Collected data entries
· · · · ·

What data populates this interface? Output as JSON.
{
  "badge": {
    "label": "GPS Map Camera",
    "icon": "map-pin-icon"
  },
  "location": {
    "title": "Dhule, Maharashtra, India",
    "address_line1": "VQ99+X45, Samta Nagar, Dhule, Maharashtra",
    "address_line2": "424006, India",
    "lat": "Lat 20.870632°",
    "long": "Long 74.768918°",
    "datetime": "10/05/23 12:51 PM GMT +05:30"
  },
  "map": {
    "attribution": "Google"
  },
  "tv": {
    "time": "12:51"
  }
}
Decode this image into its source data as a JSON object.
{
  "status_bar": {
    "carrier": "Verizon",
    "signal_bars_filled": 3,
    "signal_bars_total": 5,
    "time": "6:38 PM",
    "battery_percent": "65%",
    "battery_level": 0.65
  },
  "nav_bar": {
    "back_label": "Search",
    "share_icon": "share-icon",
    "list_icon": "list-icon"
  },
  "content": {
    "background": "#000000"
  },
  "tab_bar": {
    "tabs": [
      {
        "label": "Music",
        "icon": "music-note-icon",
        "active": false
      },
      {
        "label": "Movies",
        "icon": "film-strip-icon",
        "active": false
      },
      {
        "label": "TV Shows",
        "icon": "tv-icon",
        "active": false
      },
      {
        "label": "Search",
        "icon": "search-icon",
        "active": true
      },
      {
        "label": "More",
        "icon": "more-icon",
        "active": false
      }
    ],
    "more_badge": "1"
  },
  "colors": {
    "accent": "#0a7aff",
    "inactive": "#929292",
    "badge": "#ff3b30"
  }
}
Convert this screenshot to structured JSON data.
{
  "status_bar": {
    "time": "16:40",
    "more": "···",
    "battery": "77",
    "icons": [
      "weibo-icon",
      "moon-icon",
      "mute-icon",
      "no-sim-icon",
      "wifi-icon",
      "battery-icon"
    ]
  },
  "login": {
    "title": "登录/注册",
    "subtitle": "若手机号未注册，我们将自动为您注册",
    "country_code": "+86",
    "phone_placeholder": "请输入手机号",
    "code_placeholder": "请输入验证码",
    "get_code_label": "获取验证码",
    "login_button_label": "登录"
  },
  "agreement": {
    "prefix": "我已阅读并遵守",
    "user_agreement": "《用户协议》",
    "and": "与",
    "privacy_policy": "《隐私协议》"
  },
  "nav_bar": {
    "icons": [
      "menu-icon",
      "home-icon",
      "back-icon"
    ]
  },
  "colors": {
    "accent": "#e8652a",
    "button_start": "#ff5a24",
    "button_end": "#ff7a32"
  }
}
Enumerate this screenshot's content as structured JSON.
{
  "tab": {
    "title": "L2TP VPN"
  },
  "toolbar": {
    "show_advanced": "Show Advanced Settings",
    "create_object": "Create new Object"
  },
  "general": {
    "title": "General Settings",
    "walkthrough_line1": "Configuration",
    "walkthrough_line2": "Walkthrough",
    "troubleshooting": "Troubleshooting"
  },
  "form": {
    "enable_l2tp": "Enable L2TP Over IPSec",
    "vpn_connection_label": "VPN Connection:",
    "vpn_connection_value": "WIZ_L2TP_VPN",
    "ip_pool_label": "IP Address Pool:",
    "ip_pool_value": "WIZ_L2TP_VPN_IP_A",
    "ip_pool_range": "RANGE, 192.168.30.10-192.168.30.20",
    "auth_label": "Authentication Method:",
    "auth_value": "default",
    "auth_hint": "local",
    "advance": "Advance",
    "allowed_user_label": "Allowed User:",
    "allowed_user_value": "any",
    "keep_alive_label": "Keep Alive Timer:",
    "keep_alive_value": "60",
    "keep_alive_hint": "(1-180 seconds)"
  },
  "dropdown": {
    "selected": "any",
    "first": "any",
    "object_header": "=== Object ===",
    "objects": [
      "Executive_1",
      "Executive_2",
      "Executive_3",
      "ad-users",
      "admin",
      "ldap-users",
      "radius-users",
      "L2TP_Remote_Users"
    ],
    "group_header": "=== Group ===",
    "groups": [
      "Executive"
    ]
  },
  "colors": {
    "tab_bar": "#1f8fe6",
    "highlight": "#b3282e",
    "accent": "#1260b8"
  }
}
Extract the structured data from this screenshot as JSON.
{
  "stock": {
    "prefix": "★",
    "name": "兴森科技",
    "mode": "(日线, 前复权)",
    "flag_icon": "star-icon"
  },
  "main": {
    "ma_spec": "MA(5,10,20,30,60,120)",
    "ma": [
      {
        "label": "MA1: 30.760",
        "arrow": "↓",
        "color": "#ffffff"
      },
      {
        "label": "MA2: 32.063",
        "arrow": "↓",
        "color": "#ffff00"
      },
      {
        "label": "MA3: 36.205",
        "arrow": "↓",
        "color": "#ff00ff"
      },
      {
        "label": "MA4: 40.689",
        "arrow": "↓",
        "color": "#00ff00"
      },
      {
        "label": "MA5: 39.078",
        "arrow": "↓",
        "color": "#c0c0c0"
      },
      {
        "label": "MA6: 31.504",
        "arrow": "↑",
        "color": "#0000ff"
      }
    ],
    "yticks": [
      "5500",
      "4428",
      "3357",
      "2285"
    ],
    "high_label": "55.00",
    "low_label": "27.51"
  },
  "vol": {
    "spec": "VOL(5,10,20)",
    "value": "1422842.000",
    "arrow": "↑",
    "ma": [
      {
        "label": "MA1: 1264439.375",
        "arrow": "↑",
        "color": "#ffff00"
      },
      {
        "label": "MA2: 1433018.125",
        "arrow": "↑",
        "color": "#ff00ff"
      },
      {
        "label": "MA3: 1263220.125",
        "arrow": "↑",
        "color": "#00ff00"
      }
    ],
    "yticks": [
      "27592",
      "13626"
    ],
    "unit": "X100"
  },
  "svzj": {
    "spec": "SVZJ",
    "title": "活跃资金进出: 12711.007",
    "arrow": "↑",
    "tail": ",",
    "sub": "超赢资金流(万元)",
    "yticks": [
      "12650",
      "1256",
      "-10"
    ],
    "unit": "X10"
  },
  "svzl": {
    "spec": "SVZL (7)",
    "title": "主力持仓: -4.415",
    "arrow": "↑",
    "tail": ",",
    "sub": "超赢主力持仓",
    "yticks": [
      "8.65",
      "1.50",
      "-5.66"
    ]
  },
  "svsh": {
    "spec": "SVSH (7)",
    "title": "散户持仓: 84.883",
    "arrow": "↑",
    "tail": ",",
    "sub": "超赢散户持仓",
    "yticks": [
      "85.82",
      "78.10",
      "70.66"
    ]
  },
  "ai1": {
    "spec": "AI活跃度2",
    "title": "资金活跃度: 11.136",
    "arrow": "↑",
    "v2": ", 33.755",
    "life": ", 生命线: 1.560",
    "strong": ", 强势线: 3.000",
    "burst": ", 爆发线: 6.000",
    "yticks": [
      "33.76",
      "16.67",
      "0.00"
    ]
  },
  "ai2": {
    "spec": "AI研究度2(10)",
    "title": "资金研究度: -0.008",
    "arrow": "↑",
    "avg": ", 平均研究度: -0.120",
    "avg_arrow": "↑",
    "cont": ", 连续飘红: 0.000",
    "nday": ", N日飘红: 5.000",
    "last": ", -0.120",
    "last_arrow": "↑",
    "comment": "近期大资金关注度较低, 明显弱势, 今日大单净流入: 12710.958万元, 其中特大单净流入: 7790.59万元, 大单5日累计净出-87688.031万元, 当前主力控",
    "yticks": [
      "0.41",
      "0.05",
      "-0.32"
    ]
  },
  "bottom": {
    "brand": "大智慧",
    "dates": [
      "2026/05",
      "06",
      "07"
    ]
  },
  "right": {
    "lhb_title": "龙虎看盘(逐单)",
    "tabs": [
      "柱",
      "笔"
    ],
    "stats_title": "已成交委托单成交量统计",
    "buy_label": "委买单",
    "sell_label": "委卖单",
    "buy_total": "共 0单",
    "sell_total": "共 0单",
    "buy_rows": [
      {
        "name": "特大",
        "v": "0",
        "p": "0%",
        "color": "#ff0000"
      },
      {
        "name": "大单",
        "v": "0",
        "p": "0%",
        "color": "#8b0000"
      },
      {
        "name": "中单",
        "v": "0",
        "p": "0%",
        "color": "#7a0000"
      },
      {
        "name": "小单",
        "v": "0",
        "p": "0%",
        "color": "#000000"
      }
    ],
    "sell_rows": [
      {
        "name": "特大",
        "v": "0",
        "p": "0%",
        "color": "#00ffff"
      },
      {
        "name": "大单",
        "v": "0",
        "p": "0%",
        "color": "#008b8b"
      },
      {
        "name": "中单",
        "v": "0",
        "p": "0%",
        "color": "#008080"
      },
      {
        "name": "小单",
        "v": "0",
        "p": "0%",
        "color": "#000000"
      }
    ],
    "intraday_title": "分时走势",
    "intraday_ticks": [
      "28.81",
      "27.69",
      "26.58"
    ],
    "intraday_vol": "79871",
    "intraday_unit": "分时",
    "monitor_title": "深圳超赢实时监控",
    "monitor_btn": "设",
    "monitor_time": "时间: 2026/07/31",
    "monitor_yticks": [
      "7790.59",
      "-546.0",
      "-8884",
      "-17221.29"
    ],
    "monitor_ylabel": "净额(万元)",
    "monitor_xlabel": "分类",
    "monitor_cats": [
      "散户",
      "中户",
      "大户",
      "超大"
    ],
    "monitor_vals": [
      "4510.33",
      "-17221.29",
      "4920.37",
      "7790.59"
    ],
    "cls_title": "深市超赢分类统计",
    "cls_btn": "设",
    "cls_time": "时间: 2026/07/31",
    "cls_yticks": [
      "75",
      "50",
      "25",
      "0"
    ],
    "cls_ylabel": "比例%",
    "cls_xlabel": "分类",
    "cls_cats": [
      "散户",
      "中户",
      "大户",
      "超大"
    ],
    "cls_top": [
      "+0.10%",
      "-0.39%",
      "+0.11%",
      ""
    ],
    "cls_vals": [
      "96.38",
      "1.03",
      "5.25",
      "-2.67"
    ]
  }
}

· · · · ·

**Problem:**
Take every line above carrying "content" and return it.

**Task answer:**
  "content": {
Enumerate this screenshot's content as structured JSON.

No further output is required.